- INSTRUCTION: Return the lines below exactly, starting with the line that contains "Extract the structured" and stopping after the last line.
begin DATASET RECORDS
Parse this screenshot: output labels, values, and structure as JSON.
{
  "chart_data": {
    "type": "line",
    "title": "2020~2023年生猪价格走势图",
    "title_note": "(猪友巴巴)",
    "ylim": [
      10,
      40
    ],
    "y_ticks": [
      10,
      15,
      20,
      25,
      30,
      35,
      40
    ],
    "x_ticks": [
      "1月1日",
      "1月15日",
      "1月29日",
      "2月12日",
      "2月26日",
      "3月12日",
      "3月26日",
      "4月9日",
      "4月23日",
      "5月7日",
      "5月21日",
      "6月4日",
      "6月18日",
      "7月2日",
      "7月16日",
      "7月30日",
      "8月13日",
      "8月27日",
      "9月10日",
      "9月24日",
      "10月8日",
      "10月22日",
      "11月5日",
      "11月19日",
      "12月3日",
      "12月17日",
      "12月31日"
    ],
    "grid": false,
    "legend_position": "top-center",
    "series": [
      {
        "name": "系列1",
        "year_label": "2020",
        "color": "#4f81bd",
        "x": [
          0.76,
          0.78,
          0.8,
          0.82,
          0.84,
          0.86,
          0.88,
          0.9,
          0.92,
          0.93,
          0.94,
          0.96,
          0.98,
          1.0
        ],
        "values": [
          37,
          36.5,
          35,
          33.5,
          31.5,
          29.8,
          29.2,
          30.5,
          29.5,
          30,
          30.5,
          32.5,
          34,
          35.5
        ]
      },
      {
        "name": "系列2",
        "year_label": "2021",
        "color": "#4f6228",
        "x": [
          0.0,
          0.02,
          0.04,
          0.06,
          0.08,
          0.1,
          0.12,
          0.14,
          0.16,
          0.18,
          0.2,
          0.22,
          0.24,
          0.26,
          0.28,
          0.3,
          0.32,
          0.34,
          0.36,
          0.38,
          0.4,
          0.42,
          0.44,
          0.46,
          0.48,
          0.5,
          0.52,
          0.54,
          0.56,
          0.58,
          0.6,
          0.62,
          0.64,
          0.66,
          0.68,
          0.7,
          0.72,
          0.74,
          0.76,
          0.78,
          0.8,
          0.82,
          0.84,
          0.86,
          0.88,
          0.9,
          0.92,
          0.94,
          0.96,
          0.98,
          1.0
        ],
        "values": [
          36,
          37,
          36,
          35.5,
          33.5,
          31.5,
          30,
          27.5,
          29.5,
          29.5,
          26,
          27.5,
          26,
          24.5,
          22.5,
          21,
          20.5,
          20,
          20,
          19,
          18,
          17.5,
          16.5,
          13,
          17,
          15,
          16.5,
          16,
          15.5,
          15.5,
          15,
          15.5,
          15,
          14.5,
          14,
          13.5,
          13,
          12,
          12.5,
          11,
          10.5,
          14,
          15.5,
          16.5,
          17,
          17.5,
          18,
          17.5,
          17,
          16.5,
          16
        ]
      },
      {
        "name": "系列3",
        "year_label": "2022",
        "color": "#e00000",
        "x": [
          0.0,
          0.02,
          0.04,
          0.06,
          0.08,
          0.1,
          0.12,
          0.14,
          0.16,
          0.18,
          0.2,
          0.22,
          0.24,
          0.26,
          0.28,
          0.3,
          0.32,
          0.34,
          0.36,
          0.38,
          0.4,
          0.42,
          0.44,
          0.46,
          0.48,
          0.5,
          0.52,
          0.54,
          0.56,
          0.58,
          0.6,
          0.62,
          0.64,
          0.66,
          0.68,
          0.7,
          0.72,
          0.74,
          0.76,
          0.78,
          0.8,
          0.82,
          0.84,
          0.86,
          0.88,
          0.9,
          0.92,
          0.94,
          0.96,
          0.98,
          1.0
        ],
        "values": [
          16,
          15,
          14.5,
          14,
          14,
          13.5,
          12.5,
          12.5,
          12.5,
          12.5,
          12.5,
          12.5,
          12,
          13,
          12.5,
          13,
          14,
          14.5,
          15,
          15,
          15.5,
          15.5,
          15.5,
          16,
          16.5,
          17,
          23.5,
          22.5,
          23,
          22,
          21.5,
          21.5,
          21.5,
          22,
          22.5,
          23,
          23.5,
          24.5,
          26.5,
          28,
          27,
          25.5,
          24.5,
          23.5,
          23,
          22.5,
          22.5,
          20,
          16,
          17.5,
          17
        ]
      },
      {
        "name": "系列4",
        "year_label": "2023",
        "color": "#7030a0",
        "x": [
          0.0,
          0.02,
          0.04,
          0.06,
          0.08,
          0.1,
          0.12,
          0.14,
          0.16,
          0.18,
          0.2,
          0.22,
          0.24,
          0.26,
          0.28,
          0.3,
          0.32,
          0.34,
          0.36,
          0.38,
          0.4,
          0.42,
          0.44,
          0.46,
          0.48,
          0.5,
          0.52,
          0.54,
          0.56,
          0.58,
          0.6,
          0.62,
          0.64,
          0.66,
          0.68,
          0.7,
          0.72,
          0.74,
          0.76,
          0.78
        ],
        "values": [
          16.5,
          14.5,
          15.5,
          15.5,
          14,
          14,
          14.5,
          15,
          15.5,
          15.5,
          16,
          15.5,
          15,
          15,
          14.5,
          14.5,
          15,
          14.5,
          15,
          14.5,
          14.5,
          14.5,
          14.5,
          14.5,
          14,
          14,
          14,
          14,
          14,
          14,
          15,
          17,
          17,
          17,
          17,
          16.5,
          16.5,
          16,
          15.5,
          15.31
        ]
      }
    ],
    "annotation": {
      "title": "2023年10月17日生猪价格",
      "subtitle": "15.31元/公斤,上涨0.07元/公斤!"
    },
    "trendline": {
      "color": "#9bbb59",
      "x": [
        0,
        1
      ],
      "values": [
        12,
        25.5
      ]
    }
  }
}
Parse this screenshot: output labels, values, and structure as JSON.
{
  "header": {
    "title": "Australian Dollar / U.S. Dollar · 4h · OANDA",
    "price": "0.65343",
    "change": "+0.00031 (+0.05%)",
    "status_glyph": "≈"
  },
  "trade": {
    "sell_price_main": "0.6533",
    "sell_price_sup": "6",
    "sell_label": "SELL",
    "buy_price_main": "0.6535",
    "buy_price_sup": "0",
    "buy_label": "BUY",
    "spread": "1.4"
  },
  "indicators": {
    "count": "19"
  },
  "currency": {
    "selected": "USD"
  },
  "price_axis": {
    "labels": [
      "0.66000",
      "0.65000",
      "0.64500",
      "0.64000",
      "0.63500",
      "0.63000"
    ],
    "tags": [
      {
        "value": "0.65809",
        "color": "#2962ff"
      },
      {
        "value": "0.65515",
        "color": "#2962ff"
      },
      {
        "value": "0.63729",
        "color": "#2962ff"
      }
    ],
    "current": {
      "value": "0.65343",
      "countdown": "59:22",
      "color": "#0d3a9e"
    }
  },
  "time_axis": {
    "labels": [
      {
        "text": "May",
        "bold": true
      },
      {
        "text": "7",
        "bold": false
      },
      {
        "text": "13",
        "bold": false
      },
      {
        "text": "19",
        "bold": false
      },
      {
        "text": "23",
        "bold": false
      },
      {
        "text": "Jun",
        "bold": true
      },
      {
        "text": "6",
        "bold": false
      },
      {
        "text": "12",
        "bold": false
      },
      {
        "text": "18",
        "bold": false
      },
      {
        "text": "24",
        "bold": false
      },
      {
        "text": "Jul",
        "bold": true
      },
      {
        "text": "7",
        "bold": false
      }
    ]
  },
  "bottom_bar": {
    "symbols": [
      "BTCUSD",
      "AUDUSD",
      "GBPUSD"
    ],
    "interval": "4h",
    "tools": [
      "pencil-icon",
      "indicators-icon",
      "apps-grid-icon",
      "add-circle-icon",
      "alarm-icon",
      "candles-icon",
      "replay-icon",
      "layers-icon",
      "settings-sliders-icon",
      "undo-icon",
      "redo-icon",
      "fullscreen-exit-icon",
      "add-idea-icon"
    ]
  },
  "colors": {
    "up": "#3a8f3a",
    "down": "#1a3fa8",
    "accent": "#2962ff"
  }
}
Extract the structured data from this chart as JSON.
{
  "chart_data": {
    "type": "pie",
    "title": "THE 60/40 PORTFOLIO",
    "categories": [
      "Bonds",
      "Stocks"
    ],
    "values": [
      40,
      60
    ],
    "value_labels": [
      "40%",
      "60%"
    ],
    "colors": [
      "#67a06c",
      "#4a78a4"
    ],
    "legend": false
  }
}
end DATASET RECORDS
- OUTPUT FOR THIS TASK:
Extract the structured data from this chart as JSON.
{
  "chart_data": {
    "type": "pie",
    "title": "THE 60/40 PORTFOLIO",
    "categories": [
      "Bonds",
      "Stocks"
    ],
    "values": [
      40,
      60
    ],
    "value_labels": [
      "40%",
      "60%"
    ],
    "colors": [
      "#67a06c",
      "#4a78a4"
    ],
    "legend": false
  }
}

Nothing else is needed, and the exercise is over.